| What is needed |
Search the material for the string "Account", then return every line where it is found.

| Listing |

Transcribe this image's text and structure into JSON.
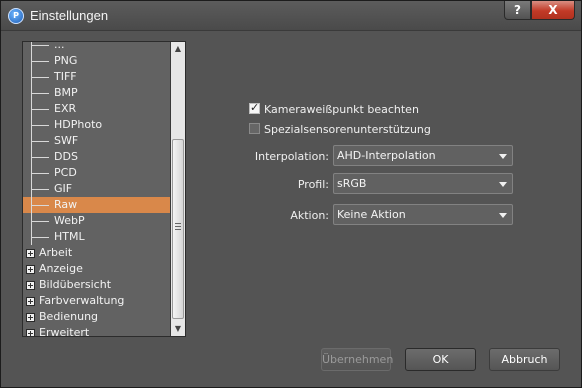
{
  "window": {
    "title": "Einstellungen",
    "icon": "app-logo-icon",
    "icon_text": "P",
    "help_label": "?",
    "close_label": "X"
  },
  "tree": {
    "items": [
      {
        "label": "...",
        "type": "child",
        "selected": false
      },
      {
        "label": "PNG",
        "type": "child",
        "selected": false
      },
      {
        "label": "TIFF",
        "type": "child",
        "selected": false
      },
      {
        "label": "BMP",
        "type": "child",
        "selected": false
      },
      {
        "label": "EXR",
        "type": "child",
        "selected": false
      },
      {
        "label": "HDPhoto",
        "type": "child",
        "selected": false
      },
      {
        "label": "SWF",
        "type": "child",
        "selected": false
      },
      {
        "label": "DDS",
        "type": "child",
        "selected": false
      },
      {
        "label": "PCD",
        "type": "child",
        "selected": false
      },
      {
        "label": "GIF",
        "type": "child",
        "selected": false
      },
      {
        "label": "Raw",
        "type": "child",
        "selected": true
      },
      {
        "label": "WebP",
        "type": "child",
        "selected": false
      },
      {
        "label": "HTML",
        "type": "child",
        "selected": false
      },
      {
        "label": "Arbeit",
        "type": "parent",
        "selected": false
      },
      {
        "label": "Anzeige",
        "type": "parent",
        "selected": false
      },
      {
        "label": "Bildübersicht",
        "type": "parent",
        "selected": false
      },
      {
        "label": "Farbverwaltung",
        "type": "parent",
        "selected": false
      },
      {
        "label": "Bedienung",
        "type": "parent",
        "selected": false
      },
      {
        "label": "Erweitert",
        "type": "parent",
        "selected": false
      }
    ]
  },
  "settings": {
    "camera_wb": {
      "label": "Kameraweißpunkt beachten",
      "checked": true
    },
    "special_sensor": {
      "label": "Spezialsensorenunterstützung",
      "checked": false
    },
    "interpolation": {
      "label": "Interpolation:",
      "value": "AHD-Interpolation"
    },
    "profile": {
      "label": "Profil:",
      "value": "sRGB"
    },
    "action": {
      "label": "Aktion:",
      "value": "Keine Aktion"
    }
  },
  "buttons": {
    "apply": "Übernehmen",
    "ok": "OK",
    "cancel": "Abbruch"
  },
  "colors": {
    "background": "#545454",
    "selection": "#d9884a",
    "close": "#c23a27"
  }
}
* * *
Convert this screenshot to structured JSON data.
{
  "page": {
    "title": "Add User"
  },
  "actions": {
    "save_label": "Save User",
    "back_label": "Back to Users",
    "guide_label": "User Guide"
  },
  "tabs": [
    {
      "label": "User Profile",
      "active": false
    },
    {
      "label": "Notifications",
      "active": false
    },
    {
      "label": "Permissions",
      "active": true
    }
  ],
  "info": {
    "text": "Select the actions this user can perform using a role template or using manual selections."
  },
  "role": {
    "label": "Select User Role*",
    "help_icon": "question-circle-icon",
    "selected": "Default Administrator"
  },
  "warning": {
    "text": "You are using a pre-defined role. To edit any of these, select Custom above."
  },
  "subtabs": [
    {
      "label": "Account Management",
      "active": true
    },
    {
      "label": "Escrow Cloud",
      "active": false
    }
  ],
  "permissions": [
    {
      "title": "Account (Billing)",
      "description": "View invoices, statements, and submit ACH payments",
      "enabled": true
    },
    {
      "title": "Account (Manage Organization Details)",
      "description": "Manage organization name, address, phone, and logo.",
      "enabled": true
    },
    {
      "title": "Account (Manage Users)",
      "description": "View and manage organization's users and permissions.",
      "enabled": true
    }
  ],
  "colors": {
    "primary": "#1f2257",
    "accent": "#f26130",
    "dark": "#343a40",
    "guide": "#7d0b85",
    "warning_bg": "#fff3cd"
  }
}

| Result for this exercise |
      "label": "Account Management",
      "title": "Account (Billing)",
      "title": "Account (Manage Organization Details)",
      "title": "Account (Manage Users)",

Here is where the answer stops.